# Start of RECORDED INFORMATION
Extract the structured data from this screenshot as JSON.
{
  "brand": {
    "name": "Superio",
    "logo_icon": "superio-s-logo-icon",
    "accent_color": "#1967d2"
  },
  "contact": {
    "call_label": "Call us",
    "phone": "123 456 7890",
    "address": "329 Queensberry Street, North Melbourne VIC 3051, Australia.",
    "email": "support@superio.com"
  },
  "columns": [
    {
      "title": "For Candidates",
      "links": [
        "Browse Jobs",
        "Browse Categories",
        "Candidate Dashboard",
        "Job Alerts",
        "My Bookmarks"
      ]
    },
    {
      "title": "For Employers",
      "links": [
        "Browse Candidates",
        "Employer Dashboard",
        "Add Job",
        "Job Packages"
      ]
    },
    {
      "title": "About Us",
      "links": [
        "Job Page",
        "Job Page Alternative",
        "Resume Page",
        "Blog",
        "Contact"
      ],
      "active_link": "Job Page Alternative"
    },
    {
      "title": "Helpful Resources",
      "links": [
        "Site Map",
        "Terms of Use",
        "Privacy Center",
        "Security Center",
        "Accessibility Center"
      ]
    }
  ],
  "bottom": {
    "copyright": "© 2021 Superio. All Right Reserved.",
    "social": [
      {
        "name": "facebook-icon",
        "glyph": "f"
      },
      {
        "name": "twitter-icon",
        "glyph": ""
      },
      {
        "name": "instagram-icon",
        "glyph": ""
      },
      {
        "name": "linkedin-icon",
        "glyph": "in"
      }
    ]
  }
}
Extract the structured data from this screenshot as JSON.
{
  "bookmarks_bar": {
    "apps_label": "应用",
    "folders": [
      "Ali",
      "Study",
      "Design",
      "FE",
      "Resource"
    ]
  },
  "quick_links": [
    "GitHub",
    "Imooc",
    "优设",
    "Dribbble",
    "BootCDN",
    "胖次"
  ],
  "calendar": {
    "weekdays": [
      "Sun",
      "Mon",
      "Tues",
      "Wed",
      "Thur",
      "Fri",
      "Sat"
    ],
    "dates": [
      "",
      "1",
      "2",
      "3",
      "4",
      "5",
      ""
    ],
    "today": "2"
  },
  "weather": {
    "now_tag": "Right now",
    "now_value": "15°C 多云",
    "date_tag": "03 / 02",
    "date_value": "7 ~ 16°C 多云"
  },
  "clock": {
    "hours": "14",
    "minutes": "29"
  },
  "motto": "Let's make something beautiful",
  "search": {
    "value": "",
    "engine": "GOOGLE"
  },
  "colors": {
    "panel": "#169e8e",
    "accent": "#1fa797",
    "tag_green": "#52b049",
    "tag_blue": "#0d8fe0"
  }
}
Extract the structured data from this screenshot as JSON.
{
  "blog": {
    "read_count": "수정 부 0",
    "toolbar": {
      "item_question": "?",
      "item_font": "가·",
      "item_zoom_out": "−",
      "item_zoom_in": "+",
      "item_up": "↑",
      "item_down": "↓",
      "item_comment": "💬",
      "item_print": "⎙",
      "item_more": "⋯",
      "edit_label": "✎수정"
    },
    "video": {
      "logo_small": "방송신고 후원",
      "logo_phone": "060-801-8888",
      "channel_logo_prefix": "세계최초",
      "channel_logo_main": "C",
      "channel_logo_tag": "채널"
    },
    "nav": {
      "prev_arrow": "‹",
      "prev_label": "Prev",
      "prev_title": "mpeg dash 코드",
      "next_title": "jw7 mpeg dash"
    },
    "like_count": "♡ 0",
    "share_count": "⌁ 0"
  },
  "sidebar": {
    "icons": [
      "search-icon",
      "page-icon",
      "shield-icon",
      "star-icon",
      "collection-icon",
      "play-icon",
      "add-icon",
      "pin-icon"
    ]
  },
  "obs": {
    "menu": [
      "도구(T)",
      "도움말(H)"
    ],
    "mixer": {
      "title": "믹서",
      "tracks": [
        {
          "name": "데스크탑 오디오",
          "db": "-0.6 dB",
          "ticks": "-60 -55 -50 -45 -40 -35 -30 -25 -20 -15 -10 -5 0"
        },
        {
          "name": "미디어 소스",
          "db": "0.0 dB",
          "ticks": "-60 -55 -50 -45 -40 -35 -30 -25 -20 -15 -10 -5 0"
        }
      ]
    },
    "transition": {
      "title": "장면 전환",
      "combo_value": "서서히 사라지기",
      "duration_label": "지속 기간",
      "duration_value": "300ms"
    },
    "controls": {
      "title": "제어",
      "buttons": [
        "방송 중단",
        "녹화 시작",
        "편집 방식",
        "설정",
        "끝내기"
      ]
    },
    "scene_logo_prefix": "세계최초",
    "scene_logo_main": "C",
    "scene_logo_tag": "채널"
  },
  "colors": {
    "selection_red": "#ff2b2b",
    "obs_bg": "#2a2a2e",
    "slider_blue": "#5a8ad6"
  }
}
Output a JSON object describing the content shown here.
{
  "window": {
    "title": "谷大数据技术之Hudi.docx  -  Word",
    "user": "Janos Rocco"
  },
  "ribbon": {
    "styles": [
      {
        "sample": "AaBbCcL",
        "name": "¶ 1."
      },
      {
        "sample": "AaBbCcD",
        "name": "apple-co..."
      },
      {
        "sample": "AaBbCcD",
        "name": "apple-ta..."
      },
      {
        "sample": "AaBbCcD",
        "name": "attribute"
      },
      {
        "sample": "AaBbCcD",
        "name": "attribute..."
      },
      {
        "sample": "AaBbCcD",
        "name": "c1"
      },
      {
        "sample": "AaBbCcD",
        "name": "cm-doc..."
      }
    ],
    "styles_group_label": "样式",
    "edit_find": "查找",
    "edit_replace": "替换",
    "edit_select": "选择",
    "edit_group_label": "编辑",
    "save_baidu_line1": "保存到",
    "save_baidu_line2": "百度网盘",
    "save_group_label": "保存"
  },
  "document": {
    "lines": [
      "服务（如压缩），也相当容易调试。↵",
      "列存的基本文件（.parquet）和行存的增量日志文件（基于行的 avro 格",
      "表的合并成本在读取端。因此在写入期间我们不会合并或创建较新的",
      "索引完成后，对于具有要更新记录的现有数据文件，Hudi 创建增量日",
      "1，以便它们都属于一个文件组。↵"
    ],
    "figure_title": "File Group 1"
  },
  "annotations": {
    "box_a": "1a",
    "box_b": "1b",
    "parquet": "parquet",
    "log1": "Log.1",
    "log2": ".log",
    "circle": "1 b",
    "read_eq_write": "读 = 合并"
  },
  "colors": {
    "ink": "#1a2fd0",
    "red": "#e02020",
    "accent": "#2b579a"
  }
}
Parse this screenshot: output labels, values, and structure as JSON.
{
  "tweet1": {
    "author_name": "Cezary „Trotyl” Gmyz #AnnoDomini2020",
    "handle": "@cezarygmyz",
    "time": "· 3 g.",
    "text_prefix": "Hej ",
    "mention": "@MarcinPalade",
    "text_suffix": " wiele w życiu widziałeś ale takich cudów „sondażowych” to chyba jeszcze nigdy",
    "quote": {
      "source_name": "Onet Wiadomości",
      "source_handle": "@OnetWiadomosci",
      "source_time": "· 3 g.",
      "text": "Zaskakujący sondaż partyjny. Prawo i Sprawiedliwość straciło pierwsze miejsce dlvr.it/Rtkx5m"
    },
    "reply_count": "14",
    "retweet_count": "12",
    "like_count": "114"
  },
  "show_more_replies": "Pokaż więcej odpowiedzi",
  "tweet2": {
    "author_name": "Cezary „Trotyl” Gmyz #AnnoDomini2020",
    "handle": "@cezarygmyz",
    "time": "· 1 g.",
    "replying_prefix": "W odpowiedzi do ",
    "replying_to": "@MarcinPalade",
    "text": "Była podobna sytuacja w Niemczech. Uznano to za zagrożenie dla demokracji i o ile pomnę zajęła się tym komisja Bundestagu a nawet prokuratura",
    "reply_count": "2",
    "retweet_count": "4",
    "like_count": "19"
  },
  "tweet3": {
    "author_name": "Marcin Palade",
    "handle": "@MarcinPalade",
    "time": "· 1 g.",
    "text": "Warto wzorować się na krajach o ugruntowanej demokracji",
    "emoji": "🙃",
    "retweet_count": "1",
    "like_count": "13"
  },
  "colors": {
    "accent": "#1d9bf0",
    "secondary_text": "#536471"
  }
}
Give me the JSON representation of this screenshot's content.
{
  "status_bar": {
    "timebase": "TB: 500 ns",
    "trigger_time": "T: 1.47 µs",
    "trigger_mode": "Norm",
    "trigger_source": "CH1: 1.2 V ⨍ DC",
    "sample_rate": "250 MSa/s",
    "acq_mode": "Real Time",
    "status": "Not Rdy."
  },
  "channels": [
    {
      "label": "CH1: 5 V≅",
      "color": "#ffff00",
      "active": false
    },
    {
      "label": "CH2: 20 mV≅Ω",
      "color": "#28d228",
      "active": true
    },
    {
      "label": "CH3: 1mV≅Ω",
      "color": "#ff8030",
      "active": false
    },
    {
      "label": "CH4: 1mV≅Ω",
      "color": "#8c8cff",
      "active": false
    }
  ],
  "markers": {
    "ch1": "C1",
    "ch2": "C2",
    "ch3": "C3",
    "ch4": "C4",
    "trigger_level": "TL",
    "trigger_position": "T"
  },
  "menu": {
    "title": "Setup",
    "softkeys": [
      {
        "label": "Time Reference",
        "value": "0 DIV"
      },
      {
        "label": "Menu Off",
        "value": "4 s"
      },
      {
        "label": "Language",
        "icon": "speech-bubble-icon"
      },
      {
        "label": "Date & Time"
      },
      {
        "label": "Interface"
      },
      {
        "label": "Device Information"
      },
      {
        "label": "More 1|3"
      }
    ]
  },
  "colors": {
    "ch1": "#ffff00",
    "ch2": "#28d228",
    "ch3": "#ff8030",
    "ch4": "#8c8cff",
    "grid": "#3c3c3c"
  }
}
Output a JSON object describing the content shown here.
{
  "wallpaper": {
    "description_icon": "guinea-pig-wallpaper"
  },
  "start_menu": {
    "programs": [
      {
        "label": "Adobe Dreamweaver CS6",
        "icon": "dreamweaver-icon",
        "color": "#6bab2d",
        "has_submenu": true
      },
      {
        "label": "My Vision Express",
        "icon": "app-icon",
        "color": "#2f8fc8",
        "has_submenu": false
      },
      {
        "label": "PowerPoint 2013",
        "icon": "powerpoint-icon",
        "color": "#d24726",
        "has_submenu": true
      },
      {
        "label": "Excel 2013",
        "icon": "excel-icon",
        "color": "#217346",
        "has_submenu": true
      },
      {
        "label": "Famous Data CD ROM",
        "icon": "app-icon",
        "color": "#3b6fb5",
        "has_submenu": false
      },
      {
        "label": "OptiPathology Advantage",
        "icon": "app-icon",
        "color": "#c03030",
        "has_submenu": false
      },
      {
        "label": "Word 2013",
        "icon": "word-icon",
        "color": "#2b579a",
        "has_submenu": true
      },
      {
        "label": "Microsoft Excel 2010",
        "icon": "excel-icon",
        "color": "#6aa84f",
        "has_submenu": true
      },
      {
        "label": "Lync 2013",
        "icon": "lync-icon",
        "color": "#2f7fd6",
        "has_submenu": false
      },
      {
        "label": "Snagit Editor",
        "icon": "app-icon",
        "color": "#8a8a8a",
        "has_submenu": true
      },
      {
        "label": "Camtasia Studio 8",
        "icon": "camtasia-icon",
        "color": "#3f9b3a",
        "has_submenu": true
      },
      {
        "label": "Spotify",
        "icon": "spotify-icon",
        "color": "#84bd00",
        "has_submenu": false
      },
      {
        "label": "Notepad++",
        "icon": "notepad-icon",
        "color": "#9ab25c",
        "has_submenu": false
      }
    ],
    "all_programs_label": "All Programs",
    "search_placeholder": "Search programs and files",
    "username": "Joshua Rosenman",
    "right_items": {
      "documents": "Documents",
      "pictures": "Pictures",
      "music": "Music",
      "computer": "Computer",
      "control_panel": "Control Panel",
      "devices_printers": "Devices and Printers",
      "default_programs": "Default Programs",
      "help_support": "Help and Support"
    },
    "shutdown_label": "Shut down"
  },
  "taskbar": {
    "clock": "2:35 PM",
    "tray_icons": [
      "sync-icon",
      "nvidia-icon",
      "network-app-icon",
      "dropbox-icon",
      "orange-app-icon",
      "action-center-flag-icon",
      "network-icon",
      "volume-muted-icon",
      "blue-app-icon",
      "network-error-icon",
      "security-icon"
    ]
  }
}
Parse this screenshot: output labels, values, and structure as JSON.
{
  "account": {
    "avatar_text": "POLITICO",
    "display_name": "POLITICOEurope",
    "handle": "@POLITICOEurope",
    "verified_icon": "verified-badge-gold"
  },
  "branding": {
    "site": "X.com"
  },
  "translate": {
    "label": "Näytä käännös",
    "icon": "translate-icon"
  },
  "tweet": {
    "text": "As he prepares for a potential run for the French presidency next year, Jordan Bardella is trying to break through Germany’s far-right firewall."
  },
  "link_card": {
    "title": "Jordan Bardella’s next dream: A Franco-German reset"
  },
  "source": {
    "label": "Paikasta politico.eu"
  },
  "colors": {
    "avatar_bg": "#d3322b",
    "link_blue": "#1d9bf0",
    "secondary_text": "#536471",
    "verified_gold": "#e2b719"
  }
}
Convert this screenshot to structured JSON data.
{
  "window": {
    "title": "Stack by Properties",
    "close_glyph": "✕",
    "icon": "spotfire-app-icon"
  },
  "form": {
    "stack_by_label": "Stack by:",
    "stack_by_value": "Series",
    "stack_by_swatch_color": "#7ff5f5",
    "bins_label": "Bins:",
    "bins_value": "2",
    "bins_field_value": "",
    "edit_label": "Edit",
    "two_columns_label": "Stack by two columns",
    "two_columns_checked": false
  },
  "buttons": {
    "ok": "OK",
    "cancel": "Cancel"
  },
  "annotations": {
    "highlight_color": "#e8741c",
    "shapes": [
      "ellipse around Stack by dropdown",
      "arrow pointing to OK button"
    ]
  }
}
# End of RECORDED INFORMATION
AIM OF THE TASK — Write the lines out exactly, from the one with "Convert this screenshot" down to the last line of the listing, and leave out all others.

SOLUTION FOR THIS TASK —
Convert this screenshot to structured JSON data.
{
  "window": {
    "title": "Stack by Properties",
    "close_glyph": "✕",
    "icon": "spotfire-app-icon"
  },
  "form": {
    "stack_by_label": "Stack by:",
    "stack_by_value": "Series",
    "stack_by_swatch_color": "#7ff5f5",
    "bins_label": "Bins:",
    "bins_value": "2",
    "bins_field_value": "",
    "edit_label": "Edit",
    "two_columns_label": "Stack by two columns",
    "two_columns_checked": false
  },
  "buttons": {
    "ok": "OK",
    "cancel": "Cancel"
  },
  "annotations": {
    "highlight_color": "#e8741c",
    "shapes": [
      "ellipse around Stack by dropdown",
      "arrow pointing to OK button"
    ]
  }
}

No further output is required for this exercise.